AIM ::
Wherever the word "name" appears in the entries, copy the whole line.
--- BEGIN RECORDS FOR PROCESSING ---
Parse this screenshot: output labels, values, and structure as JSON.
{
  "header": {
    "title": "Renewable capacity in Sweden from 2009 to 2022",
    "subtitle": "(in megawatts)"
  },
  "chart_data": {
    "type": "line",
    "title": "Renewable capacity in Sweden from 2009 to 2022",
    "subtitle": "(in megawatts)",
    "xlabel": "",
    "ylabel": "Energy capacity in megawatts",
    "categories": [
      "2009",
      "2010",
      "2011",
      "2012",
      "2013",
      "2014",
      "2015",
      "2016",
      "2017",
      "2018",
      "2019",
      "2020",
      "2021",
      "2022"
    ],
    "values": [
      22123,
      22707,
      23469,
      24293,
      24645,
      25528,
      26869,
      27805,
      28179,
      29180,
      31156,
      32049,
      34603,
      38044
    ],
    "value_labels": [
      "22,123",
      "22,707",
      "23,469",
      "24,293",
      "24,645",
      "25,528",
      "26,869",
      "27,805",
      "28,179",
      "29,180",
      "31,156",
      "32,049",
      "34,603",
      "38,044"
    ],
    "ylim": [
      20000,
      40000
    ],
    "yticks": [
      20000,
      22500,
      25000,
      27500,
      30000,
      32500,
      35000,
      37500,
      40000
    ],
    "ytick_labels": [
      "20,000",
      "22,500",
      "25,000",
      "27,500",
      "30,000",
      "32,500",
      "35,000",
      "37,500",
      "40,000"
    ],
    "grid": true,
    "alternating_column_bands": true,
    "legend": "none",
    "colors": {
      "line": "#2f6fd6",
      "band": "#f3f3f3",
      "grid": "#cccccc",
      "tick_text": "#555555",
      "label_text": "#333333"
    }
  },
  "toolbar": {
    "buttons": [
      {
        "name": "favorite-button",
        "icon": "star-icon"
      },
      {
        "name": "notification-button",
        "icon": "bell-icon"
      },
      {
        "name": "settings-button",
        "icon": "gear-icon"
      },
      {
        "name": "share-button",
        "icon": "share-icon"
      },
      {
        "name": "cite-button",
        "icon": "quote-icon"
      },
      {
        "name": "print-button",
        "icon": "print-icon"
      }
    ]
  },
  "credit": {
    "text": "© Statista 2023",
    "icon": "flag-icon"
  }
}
--- END RECORDS FOR PROCESSING ---
THE SOLUTION ::
        "name": "favorite-button",
        "name": "notification-button",
        "name": "settings-button",
        "name": "share-button",
        "name": "cite-button",
        "name": "print-button",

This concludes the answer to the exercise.